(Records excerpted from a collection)
....................
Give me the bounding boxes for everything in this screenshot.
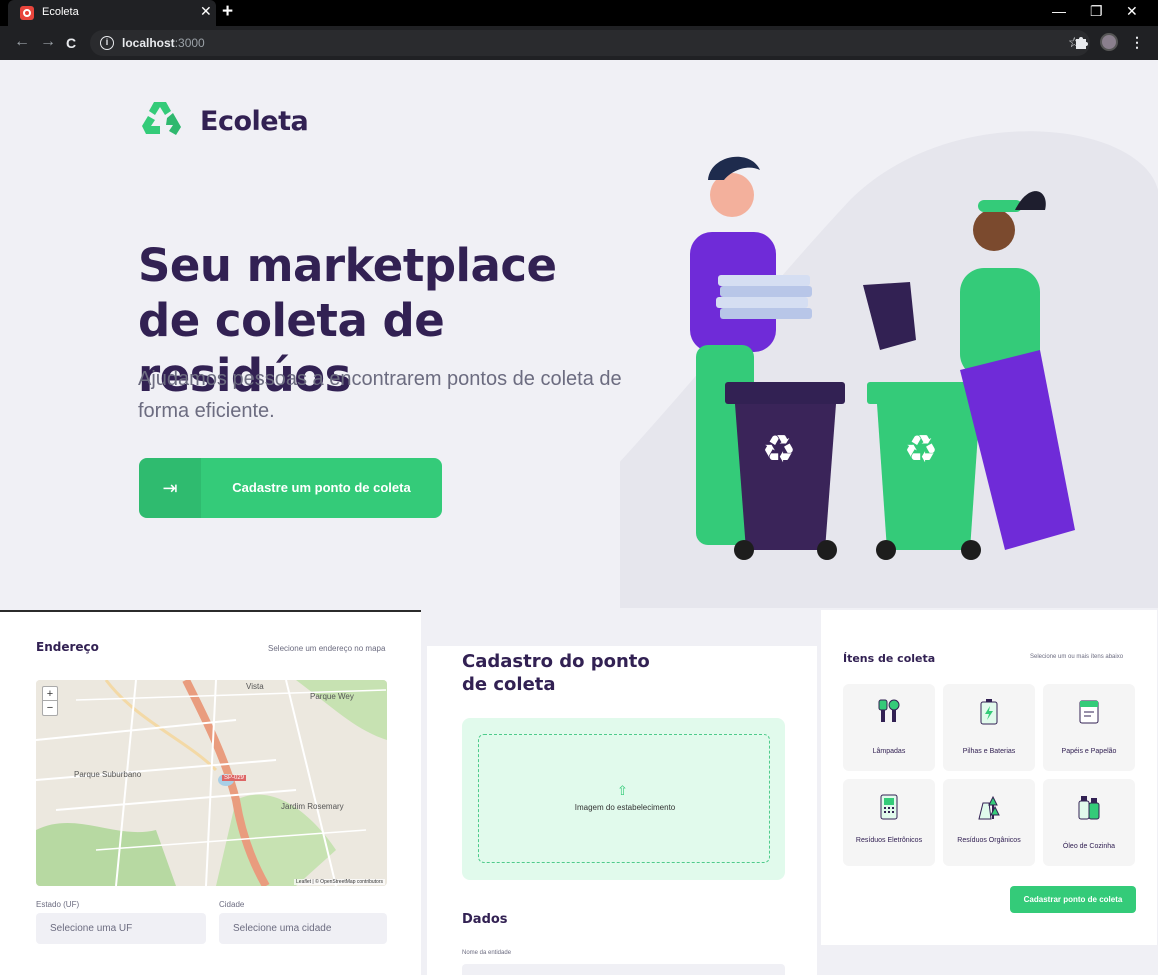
submit-button[interactable]: Cadastrar ponto de coleta: [1010, 886, 1136, 913]
back-icon[interactable]: ←: [14, 33, 30, 51]
entity-name-input[interactable]: [462, 964, 785, 975]
map-label: Parque Wey: [310, 692, 354, 701]
battery-icon: [980, 699, 998, 725]
city-label: Cidade: [219, 900, 245, 909]
form-panel: Cadastro do ponto de coleta ⇧ Imagem do …: [427, 610, 817, 975]
zoom-out-button[interactable]: −: [43, 701, 57, 715]
item-lamps[interactable]: Lâmpadas: [843, 684, 935, 771]
login-arrow-icon: ⇥: [139, 458, 201, 518]
menu-icon[interactable]: ⋮: [1130, 34, 1144, 51]
svg-text:♻: ♻: [904, 427, 938, 471]
browser-tab[interactable]: Ecoleta ✕: [8, 0, 216, 26]
paper-stack: [716, 275, 812, 319]
item-paper[interactable]: Papéis e Papelão: [1043, 684, 1135, 771]
item-label: Óleo de Cozinha: [1062, 843, 1116, 850]
recycle-logo-icon: [142, 102, 181, 135]
puzzle-icon[interactable]: [1073, 34, 1089, 50]
map-zoom-control: + −: [42, 686, 58, 716]
profile-avatar[interactable]: [1100, 33, 1118, 51]
electronics-icon: [880, 794, 898, 820]
item-batteries[interactable]: Pilhas e Baterias: [943, 684, 1035, 771]
map-label: Vista: [246, 682, 264, 691]
upload-icon: ⇧: [617, 783, 628, 798]
form-title: Cadastro do ponto de coleta: [462, 651, 650, 695]
zoom-in-button[interactable]: +: [43, 687, 57, 701]
map-label: Jardim Rosemary: [281, 802, 344, 811]
map-attribution[interactable]: Leaflet | © OpenStreetMap contributors: [294, 879, 385, 885]
tab-title: Ecoleta: [42, 6, 79, 18]
item-label: Papéis e Papelão: [1061, 748, 1117, 755]
item-electronics[interactable]: Resíduos Eletrônicos: [843, 779, 935, 866]
header-strip: [427, 610, 817, 646]
map-label: SP-029: [222, 775, 247, 781]
map[interactable]: + − Parque Wey Parque Suburbano Jardim R…: [36, 680, 387, 886]
item-label: Resíduos Orgânicos: [957, 837, 1021, 844]
item-organic[interactable]: Resíduos Orgânicos: [943, 779, 1035, 866]
forward-icon[interactable]: →: [40, 33, 56, 51]
reload-icon[interactable]: C: [66, 35, 76, 51]
lamp-icon: [878, 699, 900, 722]
landing-page: Ecoleta Seu marketplace de coleta de res…: [0, 60, 1158, 608]
item-oil[interactable]: Óleo de Cozinha: [1043, 779, 1135, 866]
url-text: localhost:3000: [122, 36, 205, 50]
uf-label: Estado (UF): [36, 900, 80, 909]
uf-select[interactable]: Selecione uma UF: [36, 913, 206, 944]
logo-text: Ecoleta: [200, 106, 309, 137]
map-label: Parque Suburbano: [74, 770, 142, 779]
new-tab-icon[interactable]: +: [222, 1, 233, 23]
items-hint: Selecione um ou mais ítens abaixo: [1030, 654, 1124, 660]
hero-subtitle: Ajudamos pessoas a encontrarem pontos de…: [138, 368, 622, 422]
address-title: Endereço: [36, 640, 99, 654]
favicon-icon: [20, 6, 34, 20]
register-point-label: Cadastre um ponto de coleta: [232, 480, 411, 495]
address-panel: Endereço Selecione um endereço no mapa +…: [0, 610, 421, 975]
item-label: Lâmpadas: [872, 748, 906, 755]
address-hint: Selecione um endereço no mapa: [268, 644, 386, 653]
register-point-button[interactable]: ⇥ Cadastre um ponto de coleta: [139, 458, 442, 518]
browser-toolbar: ← → C i localhost:3000 ☆ ⋮: [0, 26, 1158, 60]
city-select[interactable]: Selecione uma cidade: [219, 913, 387, 944]
svg-text:♻: ♻: [762, 427, 796, 471]
item-label: Resíduos Eletrônicos: [855, 837, 923, 844]
map-tiles: [36, 680, 387, 886]
restore-icon[interactable]: ❐: [1090, 3, 1103, 20]
close-window-icon[interactable]: ✕: [1126, 3, 1138, 20]
data-section-title: Dados: [462, 912, 508, 927]
oil-icon: [1078, 796, 1100, 820]
minimize-icon[interactable]: —: [1052, 3, 1066, 19]
tab-close-icon[interactable]: ✕: [200, 3, 212, 20]
dropzone-border[interactable]: ⇧ Imagem do estabelecimento: [478, 734, 770, 863]
item-label: Pilhas e Baterias: [962, 748, 1016, 755]
hero-illustration: ♻ ♻: [620, 131, 1158, 608]
items-panel: Ítens de coleta Selecione um ou mais íte…: [821, 610, 1157, 945]
image-dropzone[interactable]: ⇧ Imagem do estabelecimento: [462, 718, 785, 880]
items-title: Ítens de coleta: [843, 652, 936, 665]
dropzone-text: Imagem do estabelecimento: [574, 803, 676, 812]
info-icon[interactable]: i: [100, 36, 114, 50]
entity-name-label: Nome da entidade: [462, 950, 512, 956]
address-bar[interactable]: i localhost:3000: [90, 30, 1090, 56]
organic-icon: [978, 795, 1000, 820]
paper-icon: [1079, 700, 1099, 724]
tab-bar: Ecoleta ✕ + — ❐ ✕: [0, 0, 1158, 26]
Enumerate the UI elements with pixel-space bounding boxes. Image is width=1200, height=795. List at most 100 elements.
....................
## EXERCISE TASK
Rewrite the lines in the entries above, from the line containing "submit-button[interactable]: Cadastrar ponto" through the line containing "form-panel: Cadastro do", inclusive, as a Markdown table with the columns Row and Line. Number each line in the Row column and leave out any blank lines.

## WRITTEN SOLUTION
| Row | Line |
|---|---|
| 1 | submit-button[interactable]: Cadastrar ponto de coleta: [1010, 886, 1136, 913] |
| 2 | back-icon[interactable]: ←: [14, 33, 30, 51] |
| 3 | entity-name-input[interactable]: [462, 964, 785, 975] |
| 4 | map-label: Parque Wey: [310, 692, 354, 701] |
| 5 | battery-icon: [980, 699, 998, 725] |
| 6 | city-label: Cidade: [219, 900, 245, 909] |
| 7 | form-panel: Cadastro do ponto de coleta ⇧ Imagem do …: [427, 610, 817, 975] |